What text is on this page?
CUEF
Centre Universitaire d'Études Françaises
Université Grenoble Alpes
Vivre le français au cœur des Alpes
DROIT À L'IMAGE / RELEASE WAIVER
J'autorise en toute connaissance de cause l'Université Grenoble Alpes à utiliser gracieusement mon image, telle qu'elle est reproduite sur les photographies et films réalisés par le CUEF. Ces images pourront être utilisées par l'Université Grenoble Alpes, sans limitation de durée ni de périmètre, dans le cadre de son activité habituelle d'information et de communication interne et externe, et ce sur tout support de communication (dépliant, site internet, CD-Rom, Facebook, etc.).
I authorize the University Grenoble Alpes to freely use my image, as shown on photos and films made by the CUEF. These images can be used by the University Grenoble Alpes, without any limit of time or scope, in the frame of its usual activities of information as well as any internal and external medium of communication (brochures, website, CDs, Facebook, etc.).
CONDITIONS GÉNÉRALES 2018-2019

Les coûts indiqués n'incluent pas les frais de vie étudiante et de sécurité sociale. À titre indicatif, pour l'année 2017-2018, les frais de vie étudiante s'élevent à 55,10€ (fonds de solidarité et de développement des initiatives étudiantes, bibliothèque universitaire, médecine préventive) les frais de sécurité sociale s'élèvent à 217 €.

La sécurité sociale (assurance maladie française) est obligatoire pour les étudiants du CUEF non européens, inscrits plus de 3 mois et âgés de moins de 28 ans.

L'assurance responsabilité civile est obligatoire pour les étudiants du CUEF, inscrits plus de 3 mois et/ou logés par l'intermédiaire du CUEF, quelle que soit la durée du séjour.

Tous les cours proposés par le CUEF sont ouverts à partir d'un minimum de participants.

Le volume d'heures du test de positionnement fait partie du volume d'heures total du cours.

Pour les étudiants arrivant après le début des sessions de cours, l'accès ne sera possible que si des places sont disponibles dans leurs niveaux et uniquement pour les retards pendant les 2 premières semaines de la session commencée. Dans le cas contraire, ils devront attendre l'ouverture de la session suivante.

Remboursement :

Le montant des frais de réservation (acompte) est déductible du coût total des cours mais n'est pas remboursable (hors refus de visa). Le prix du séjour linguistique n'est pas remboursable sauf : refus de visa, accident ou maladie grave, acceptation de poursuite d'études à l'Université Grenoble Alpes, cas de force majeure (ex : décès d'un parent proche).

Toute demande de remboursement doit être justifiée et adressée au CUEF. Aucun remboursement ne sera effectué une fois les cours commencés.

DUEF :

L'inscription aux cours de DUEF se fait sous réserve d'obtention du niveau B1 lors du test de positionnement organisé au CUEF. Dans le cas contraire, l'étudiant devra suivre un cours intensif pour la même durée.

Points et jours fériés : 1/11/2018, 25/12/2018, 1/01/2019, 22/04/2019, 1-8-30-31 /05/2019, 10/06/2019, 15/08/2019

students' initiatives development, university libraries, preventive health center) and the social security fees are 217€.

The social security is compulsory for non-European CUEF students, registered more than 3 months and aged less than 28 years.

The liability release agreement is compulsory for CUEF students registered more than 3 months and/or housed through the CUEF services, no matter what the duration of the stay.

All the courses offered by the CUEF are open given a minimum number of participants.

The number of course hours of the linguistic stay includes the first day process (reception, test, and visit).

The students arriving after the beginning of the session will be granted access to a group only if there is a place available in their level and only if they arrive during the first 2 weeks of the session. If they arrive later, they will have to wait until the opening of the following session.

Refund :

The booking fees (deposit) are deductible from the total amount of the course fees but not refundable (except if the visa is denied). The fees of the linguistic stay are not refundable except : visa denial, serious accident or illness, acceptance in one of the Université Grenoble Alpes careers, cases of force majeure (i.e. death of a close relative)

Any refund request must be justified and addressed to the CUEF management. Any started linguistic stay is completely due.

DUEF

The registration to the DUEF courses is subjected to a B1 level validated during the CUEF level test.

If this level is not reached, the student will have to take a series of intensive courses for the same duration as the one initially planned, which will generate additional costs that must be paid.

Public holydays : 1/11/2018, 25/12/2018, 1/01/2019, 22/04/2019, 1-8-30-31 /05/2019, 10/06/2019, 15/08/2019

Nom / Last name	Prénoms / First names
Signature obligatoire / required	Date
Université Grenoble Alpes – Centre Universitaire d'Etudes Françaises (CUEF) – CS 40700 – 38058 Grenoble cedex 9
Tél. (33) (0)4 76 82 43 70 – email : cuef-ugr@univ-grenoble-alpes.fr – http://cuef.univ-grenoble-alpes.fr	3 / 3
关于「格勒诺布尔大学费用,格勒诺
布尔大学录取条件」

▬▬▬▬▬▬

**Your instructions**:
Transcribe the material above in its entirety. Match it exactly.

**Output for this task**:
What text is on this page?
CUEF
Centre Universitaire d'Études Françaises
Université Grenoble Alpes
Vivre le français au cœur des Alpes
DROIT À L'IMAGE / RELEASE WAIVER
J'autorise en toute connaissance de cause l'Université Grenoble Alpes à utiliser gracieusement mon image, telle qu'elle est reproduite sur les photographies et films réalisés par le CUEF. Ces images pourront être utilisées par l'Université Grenoble Alpes, sans limitation de durée ni de périmètre, dans le cadre de son activité habituelle d'information et de communication interne et externe, et ce sur tout support de communication (dépliant, site internet, CD-Rom, Facebook, etc.).
I authorize the University Grenoble Alpes to freely use my image, as shown on photos and films made by the CUEF. These images can be used by the University Grenoble Alpes, without any limit of time or scope, in the frame of its usual activities of information as well as any internal and external medium of communication (brochures, website, CDs, Facebook, etc.).
CONDITIONS GÉNÉRALES 2018-2019

Les coûts indiqués n'incluent pas les frais de vie étudiante et de sécurité sociale. À titre indicatif, pour l'année 2017-2018, les frais de vie étudiante s'élevent à 55,10€ (fonds de solidarité et de développement des initiatives étudiantes, bibliothèque universitaire, médecine préventive) les frais de sécurité sociale s'élèvent à 217 €.

La sécurité sociale (assurance maladie française) est obligatoire pour les étudiants du CUEF non européens, inscrits plus de 3 mois et âgés de moins de 28 ans.

L'assurance responsabilité civile est obligatoire pour les étudiants du CUEF, inscrits plus de 3 mois et/ou logés par l'intermédiaire du CUEF, quelle que soit la durée du séjour.

Tous les cours proposés par le CUEF sont ouverts à partir d'un minimum de participants.

Le volume d'heures du test de positionnement fait partie du volume d'heures total du cours.

Pour les étudiants arrivant après le début des sessions de cours, l'accès ne sera possible que si des places sont disponibles dans leurs niveaux et uniquement pour les retards pendant les 2 premières semaines de la session commencée. Dans le cas contraire, ils devront attendre l'ouverture de la session suivante.

Remboursement :

Le montant des frais de réservation (acompte) est déductible du coût total des cours mais n'est pas remboursable (hors refus de visa). Le prix du séjour linguistique n'est pas remboursable sauf : refus de visa, accident ou maladie grave, acceptation de poursuite d'études à l'Université Grenoble Alpes, cas de force majeure (ex : décès d'un parent proche).

Toute demande de remboursement doit être justifiée et adressée au CUEF. Aucun remboursement ne sera effectué une fois les cours commencés.

DUEF :

L'inscription aux cours de DUEF se fait sous réserve d'obtention du niveau B1 lors du test de positionnement organisé au CUEF. Dans le cas contraire, l'étudiant devra suivre un cours intensif pour la même durée.

Points et jours fériés : 1/11/2018, 25/12/2018, 1/01/2019, 22/04/2019, 1-8-30-31 /05/2019, 10/06/2019, 15/08/2019

students' initiatives development, university libraries, preventive health center) and the social security fees are 217€.

The social security is compulsory for non-European CUEF students, registered more than 3 months and aged less than 28 years.

The liability release agreement is compulsory for CUEF students registered more than 3 months and/or housed through the CUEF services, no matter what the duration of the stay.

All the courses offered by the CUEF are open given a minimum number of participants.

The number of course hours of the linguistic stay includes the first day process (reception, test, and visit).

The students arriving after the beginning of the session will be granted access to a group only if there is a place available in their level and only if they arrive during the first 2 weeks of the session. If they arrive later, they will have to wait until the opening of the following session.

Refund :

The booking fees (deposit) are deductible from the total amount of the course fees but not refundable (except if the visa is denied). The fees of the linguistic stay are not refundable except : visa denial, serious accident or illness, acceptance in one of the Université Grenoble Alpes careers, cases of force majeure (i.e. death of a close relative)

Any refund request must be justified and addressed to the CUEF management. Any started linguistic stay is completely due.

DUEF

The registration to the DUEF courses is subjected to a B1 level validated during the CUEF level test.

If this level is not reached, the student will have to take a series of intensive courses for the same duration as the one initially planned, which will generate additional costs that must be paid.

Public holydays : 1/11/2018, 25/12/2018, 1/01/2019, 22/04/2019, 1-8-30-31 /05/2019, 10/06/2019, 15/08/2019

Nom / Last name	Prénoms / First names
Signature obligatoire / required	Date
Université Grenoble Alpes – Centre Universitaire d'Etudes Françaises (CUEF) – CS 40700 – 38058 Grenoble cedex 9
Tél. (33) (0)4 76 82 43 70 – email : cuef-ugr@univ-grenoble-alpes.fr – http://cuef.univ-grenoble-alpes.fr	3 / 3
关于「格勒诺布尔大学费用,格勒诺
布尔大学录取条件」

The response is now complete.